= Given instruction =
Identify each line holding the string "text" and copy it.

= Extracted records =
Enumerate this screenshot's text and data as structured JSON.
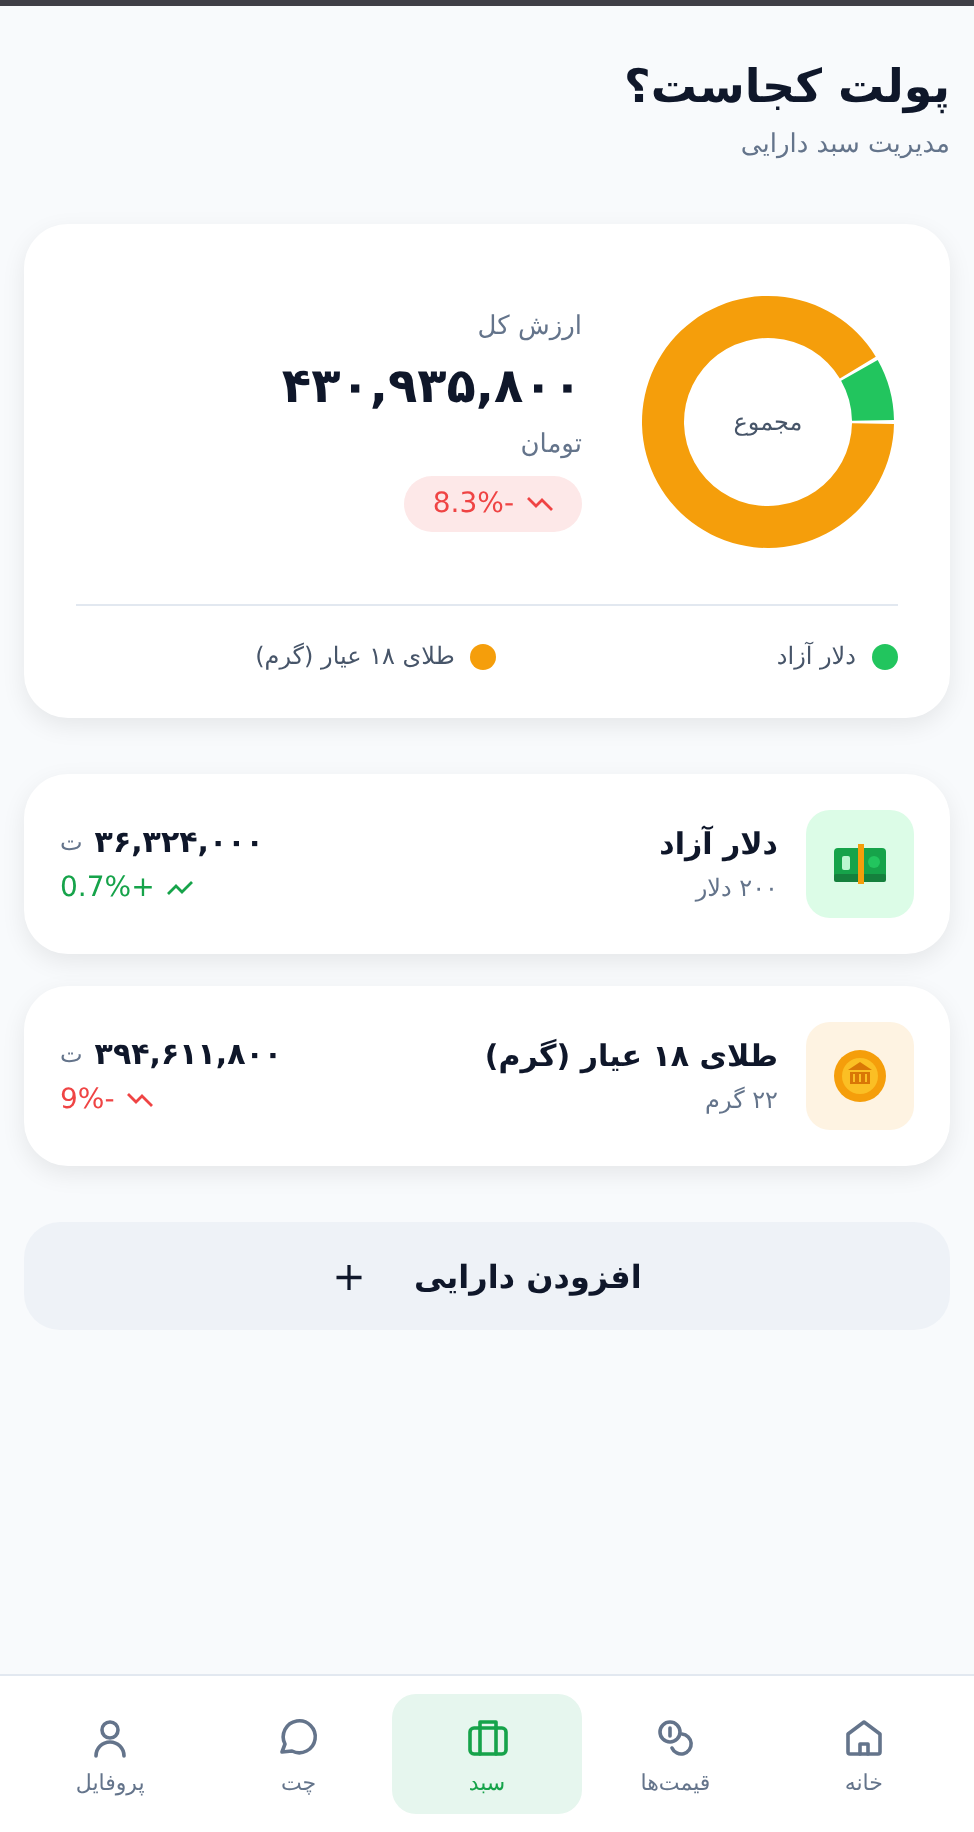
{
  "header": {
    "title": "پولت کجاست؟",
    "subtitle": "مدیریت سبد دارایی"
  },
  "summary": {
    "label": "ارزش کل",
    "total": "۴۳۰,۹۳۵,۸۰۰",
    "unit": "تومان",
    "change": {
      "text": "8.3%-",
      "rising": false
    },
    "center_label": "مجموع",
    "legend": [
      {
        "label": "دلار آزاد",
        "color": "#22c55e"
      },
      {
        "label": "طلای ۱۸ عیار (گرم)",
        "color": "#f59e0b"
      }
    ]
  },
  "assets": [
    {
      "kind": "cash",
      "name": "دلار آزاد",
      "amount": "۲۰۰ دلار",
      "value": "۳۶,۳۲۴,۰۰۰",
      "unit": "ت",
      "change": "0.7%+",
      "rising": true
    },
    {
      "kind": "gold",
      "name": "طلای ۱۸ عیار (گرم)",
      "amount": "۲۲ گرم",
      "value": "۳۹۴,۶۱۱,۸۰۰",
      "unit": "ت",
      "change": "9%-",
      "rising": false
    }
  ],
  "add_button": {
    "icon": "+",
    "label": "افزودن دارایی"
  },
  "nav": [
    {
      "label": "خانه",
      "selected": false
    },
    {
      "label": "قیمت‌ها",
      "selected": false
    },
    {
      "label": "سبد",
      "selected": true
    },
    {
      "label": "چت",
      "selected": false
    },
    {
      "label": "پروفایل",
      "selected": false
    }
  ]
}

= Final result =
Enumerate this screenshot's text and data as structured JSON.
      "text": "8.3%-",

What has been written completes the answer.